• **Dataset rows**
━━━━━━

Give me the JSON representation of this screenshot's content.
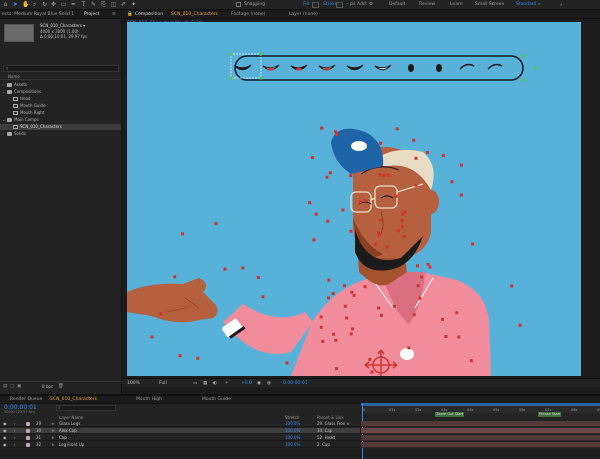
{
  "toolbar": {
    "snapping_label": "Snapping",
    "fill_label": "Fill:",
    "stroke_label": "Stroke:",
    "stroke_unit": "- px",
    "add_label": "Add:",
    "workspaces": [
      "Default",
      "Review",
      "Learn",
      "Small Screen",
      "Standard"
    ],
    "active_workspace": "Standard"
  },
  "project_panel": {
    "tab_title": "Project",
    "effect_controls_tab": "ects: Medium Royal Blue Solid 1",
    "selected_item_name": "SCN_010_Characters ▾",
    "selected_item_meta": [
      "4000 x 3000 (1.00)",
      "Δ 0;00;10;01, 29.97 fps"
    ],
    "search_placeholder": "",
    "column_name": "Name",
    "tree": [
      {
        "label": "Assets",
        "type": "folder",
        "level": 0
      },
      {
        "label": "Compositions",
        "type": "folder",
        "level": 0
      },
      {
        "label": "Head",
        "type": "comp",
        "level": 1
      },
      {
        "label": "Mouth Guide",
        "type": "comp",
        "level": 1
      },
      {
        "label": "Mouth Right",
        "type": "comp",
        "level": 1
      },
      {
        "label": "Main Comps",
        "type": "folder",
        "level": 0
      },
      {
        "label": "SCN_010_Characters",
        "type": "comp",
        "level": 1,
        "selected": true
      },
      {
        "label": "Solids",
        "type": "folder",
        "level": 0
      }
    ],
    "bpc_label": "8 bpc"
  },
  "viewer": {
    "comp_tab_prefix": "Composition",
    "comp_tab_name": "SCN_010_Characters",
    "footage_tab": "Footage (none)",
    "layer_tab": "Layer (none)",
    "breadcrumb": [
      "SCN_010_Characters",
      "Mouth Guide"
    ],
    "zoom": "100%",
    "resolution": "Full",
    "timecode": "0:00:00:01",
    "exposure": "+0.0"
  },
  "mouth_guide": {
    "shape_count": 10
  },
  "timeline": {
    "tabs": [
      "Render Queue",
      "SCN_010_Characters",
      "Mouth High",
      "Mouth Guide"
    ],
    "active_tab": "SCN_010_Characters",
    "timecode": "0:00:00:01",
    "fps_readout": "00001 (29.97 fps)",
    "search_placeholder": "",
    "headers": {
      "layer_name": "Layer Name",
      "stretch": "Stretch",
      "parent": "Parent & Link"
    },
    "layers": [
      {
        "num": "29",
        "name": "Glass Legs",
        "pct": "100.0%",
        "parent": "29. Glass Fron ∨",
        "color": "#c7a3c1"
      },
      {
        "num": "30",
        "name": "Alex Cap",
        "pct": "100.0%",
        "parent": "34. Cap",
        "color": "#c7a3c1",
        "selected": true
      },
      {
        "num": "31",
        "name": "Cap",
        "pct": "100.0%",
        "parent": "52. Head",
        "color": "#c7a3c1"
      },
      {
        "num": "32",
        "name": "Leg Front Up",
        "pct": "100.0%",
        "parent": "2. Cap",
        "color": "#c7a3c1"
      }
    ],
    "ruler_ticks": [
      "0",
      "01s",
      "02s",
      "03s",
      "04s",
      "05s",
      "06s",
      "07s",
      "08s",
      "09s"
    ],
    "markers": [
      {
        "label": "Zoom Out Start",
        "at": 0.31
      },
      {
        "label": "Phrase Start",
        "at": 0.74
      }
    ],
    "work_area_color": "#2d8ceb"
  },
  "colors": {
    "accent_blue": "#2d8ceb",
    "canvas_bg": "#58b1d9",
    "shirt_pink": "#f08c9c",
    "skin": "#b5603e",
    "cap_blue": "#1f64a6",
    "handle_red": "#d2342d"
  }
}
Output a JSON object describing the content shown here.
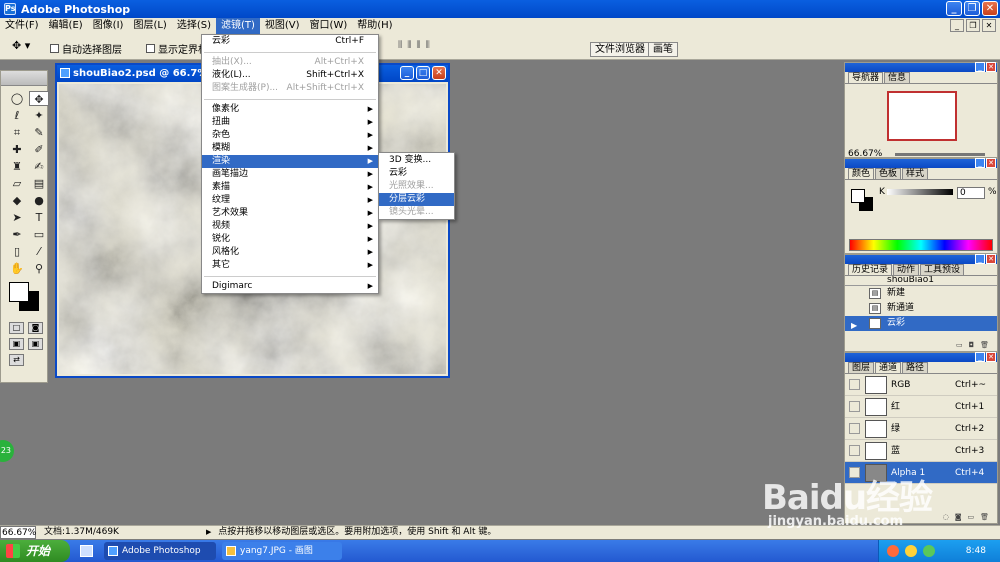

━━━━━━

• **Set problem**
Leave out the pictures and output the rest of the material exactly as written.

• **Exercise answer**
Give me the JSON representation of this screenshot's content.
{
  "toolbar": {
    "snapping_label": "Snapping",
    "fill_label": "Fill:",
    "stroke_label": "Stroke:",
    "stroke_unit": "- px",
    "add_label": "Add:",
    "workspaces": [
      "Default",
      "Review",
      "Learn",
      "Small Screen",
      "Standard"
    ],
    "active_workspace": "Standard"
  },
  "project_panel": {
    "tab_title": "Project",
    "effect_controls_tab": "ects: Medium Royal Blue Solid 1",
    "selected_item_name": "SCN_010_Characters ▾",
    "selected_item_meta": [
      "4000 x 3000 (1.00)",
      "Δ 0;00;10;01, 29.97 fps"
    ],
    "search_placeholder": "",
    "column_name": "Name",
    "tree": [
      {
        "label": "Assets",
        "type": "folder",
        "level": 0
      },
      {
        "label": "Compositions",
        "type": "folder",
        "level": 0
      },
      {
        "label": "Head",
        "type": "comp",
        "level": 1
      },
      {
        "label": "Mouth Guide",
        "type": "comp",
        "level": 1
      },
      {
        "label": "Mouth Right",
        "type": "comp",
        "level": 1
      },
      {
        "label": "Main Comps",
        "type": "folder",
        "level": 0
      },
      {
        "label": "SCN_010_Characters",
        "type": "comp",
        "level": 1,
        "selected": true
      },
      {
        "label": "Solids",
        "type": "folder",
        "level": 0
      }
    ],
    "bpc_label": "8 bpc"
  },
  "viewer": {
    "comp_tab_prefix": "Composition",
    "comp_tab_name": "SCN_010_Characters",
    "footage_tab": "Footage (none)",
    "layer_tab": "Layer (none)",
    "breadcrumb": [
      "SCN_010_Characters",
      "Mouth Guide"
    ],
    "zoom": "100%",
    "resolution": "Full",
    "timecode": "0:00:00:01",
    "exposure": "+0.0"
  },
  "mouth_guide": {
    "shape_count": 10
  },
  "timeline": {
    "tabs": [
      "Render Queue",
      "SCN_010_Characters",
      "Mouth High",
      "Mouth Guide"
    ],
    "active_tab": "SCN_010_Characters",
    "timecode": "0:00:00:01",
    "fps_readout": "00001 (29.97 fps)",
    "search_placeholder": "",
    "headers": {
      "layer_name": "Layer Name",
      "stretch": "Stretch",
      "parent": "Parent & Link"
    },
    "layers": [
      {
        "num": "29",
        "name": "Glass Legs",
        "pct": "100.0%",
        "parent": "29. Glass Fron ∨",
        "color": "#c7a3c1"
      },
      {
        "num": "30",
        "name": "Alex Cap",
        "pct": "100.0%",
        "parent": "34. Cap",
        "color": "#c7a3c1",
        "selected": true
      },
      {
        "num": "31",
        "name": "Cap",
        "pct": "100.0%",
        "parent": "52. Head",
        "color": "#c7a3c1"
      },
      {
        "num": "32",
        "name": "Leg Front Up",
        "pct": "100.0%",
        "parent": "2. Cap",
        "color": "#c7a3c1"
      }
    ],
    "ruler_ticks": [
      "0",
      "01s",
      "02s",
      "03s",
      "04s",
      "05s",
      "06s",
      "07s",
      "08s",
      "09s"
    ],
    "markers": [
      {
        "label": "Zoom Out Start",
        "at": 0.31
      },
      {
        "label": "Phrase Start",
        "at": 0.74
      }
    ],
    "work_area_color": "#2d8ceb"
  },
  "colors": {
    "accent_blue": "#2d8ceb",
    "canvas_bg": "#58b1d9",
    "shirt_pink": "#f08c9c",
    "skin": "#b5603e",
    "cap_blue": "#1f64a6",
    "handle_red": "#d2342d"
  }
}
Output a JSON object describing the content shown here.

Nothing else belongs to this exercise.